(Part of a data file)

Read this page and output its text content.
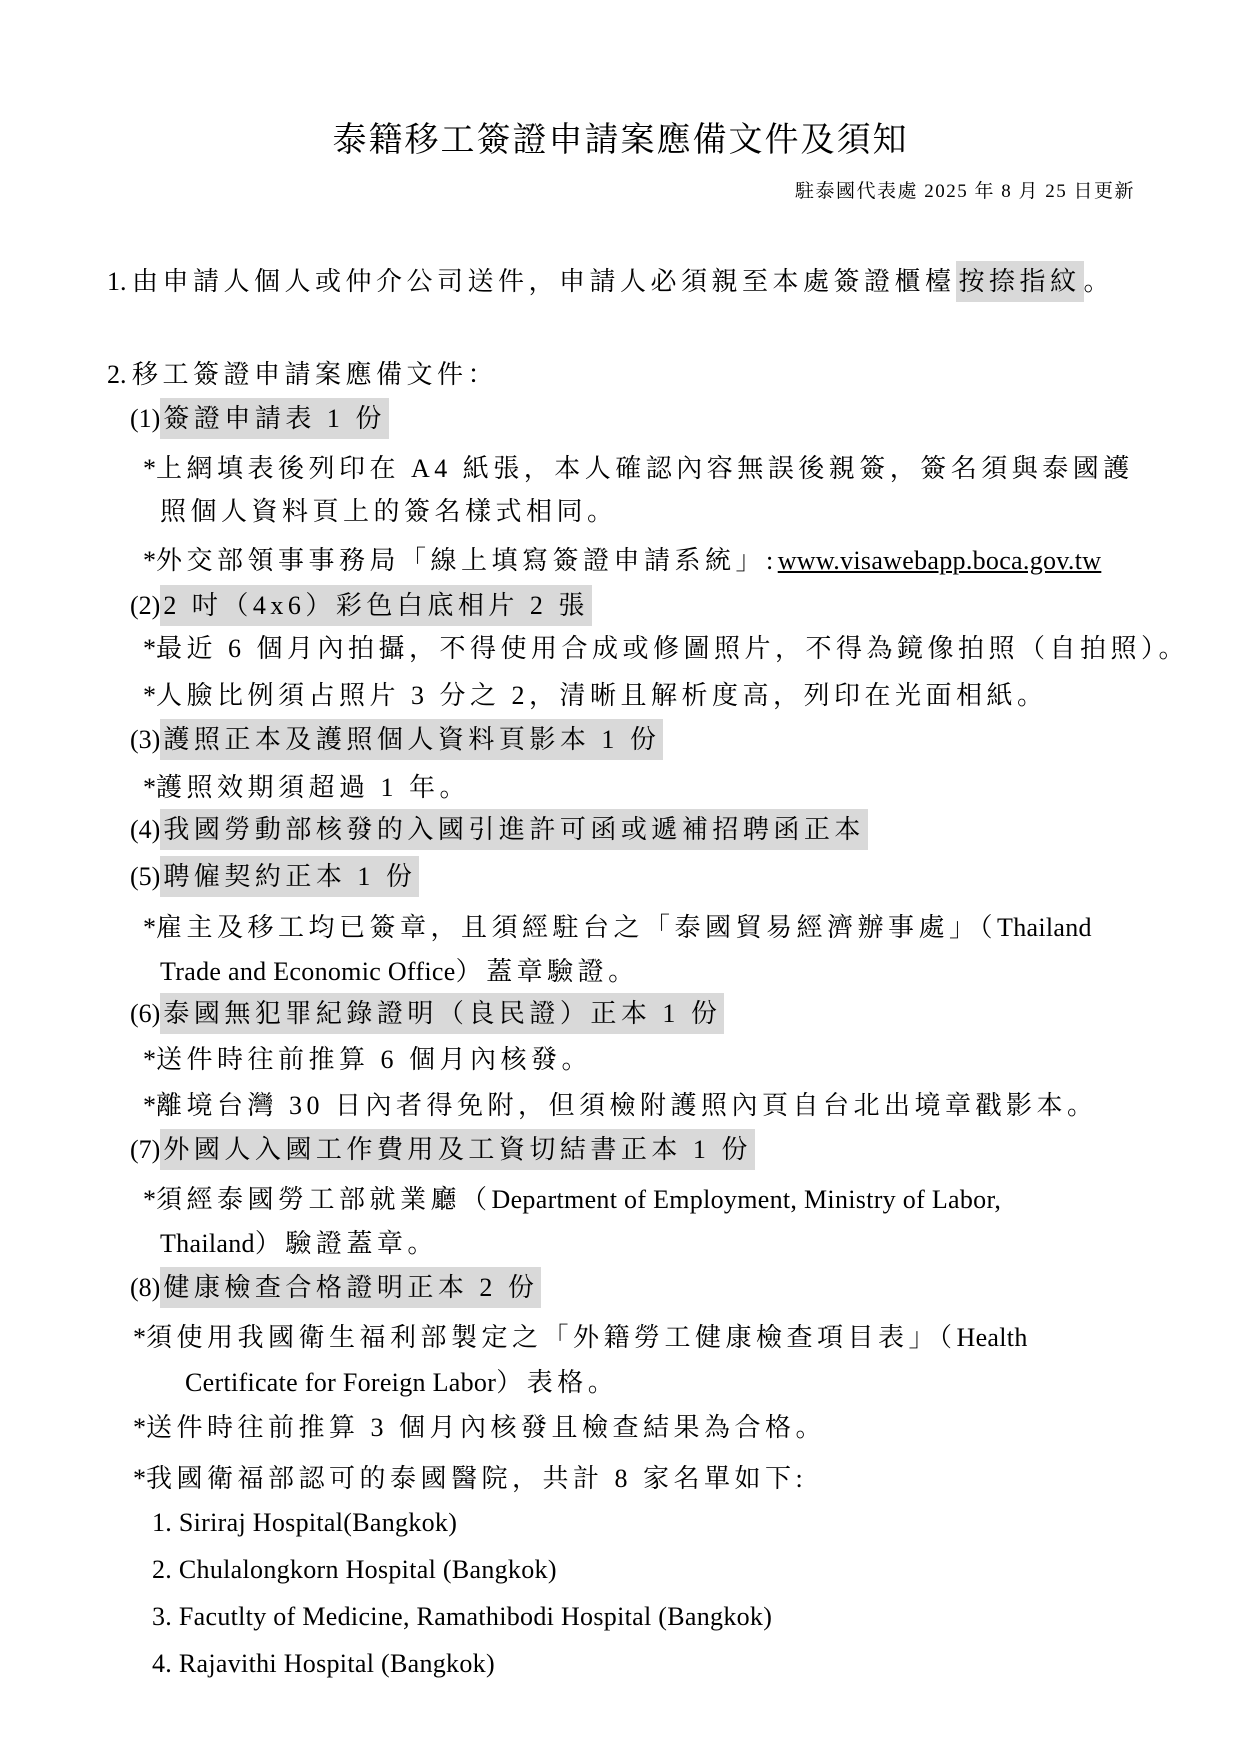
泰籍移工簽證申請案應備文件及須知
駐泰國代表處 2025 年 8 月 25 日更新
1. 由申請人個人或仲介公司送件，申請人必須親至本處簽證櫃檯 按捺指紋 。
2. 移工簽證申請案應備文件：
(1) 簽證申請表 1 份
*上網填表後列印在 A4 紙張，本人確認內容無誤後親簽，簽名須與泰國護
照個人資料頁上的簽名樣式相同。
*外交部領事事務局「線上填寫簽證申請系統」:www.visawebapp.boca.gov.tw
(2) 2 吋（4x6）彩色白底相片 2 張
*最近 6 個月內拍攝，不得使用合成或修圖照片，不得為鏡像拍照（自拍照）。
*人臉比例須占照片 3 分之 2，清晰且解析度高，列印在光面相紙。
(3) 護照正本及護照個人資料頁影本 1 份
*護照效期須超過 1 年。
(4) 我國勞動部核發的入國引進許可函或遞補招聘函正本
(5) 聘僱契約正本 1 份
*雇主及移工均已簽章，且須經駐台之「泰國貿易經濟辦事處」（Thailand
Trade and Economic Office）蓋章驗證。
(6) 泰國無犯罪紀錄證明（良民證）正本 1 份
*送件時往前推算 6 個月內核發。
*離境台灣 30 日內者得免附，但須檢附護照內頁自台北出境章戳影本。
(7) 外國人入國工作費用及工資切結書正本 1 份
*須經泰國勞工部就業廳（Department of Employment, Ministry of Labor,
Thailand）驗證蓋章。
(8) 健康檢查合格證明正本 2 份
*須使用我國衛生福利部製定之「外籍勞工健康檢查項目表」（Health
Certificate for Foreign Labor）表格。
*送件時往前推算 3 個月內核發且檢查結果為合格。
*我國衛福部認可的泰國醫院，共計 8 家名單如下:
1. Siriraj Hospital(Bangkok)
2. Chulalongkorn Hospital (Bangkok)
3. Facutlty of Medicine, Ramathibodi Hospital (Bangkok)
4. Rajavithi Hospital (Bangkok)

→ **DIRECTIVE**: Working from the listing above, pick out every line that has "Thailand" and copy it.

→ **RESPONSE TO THE TASK**:
*雇主及移工均已簽章，且須經駐台之「泰國貿易經濟辦事處」（Thailand
Thailand）驗證蓋章。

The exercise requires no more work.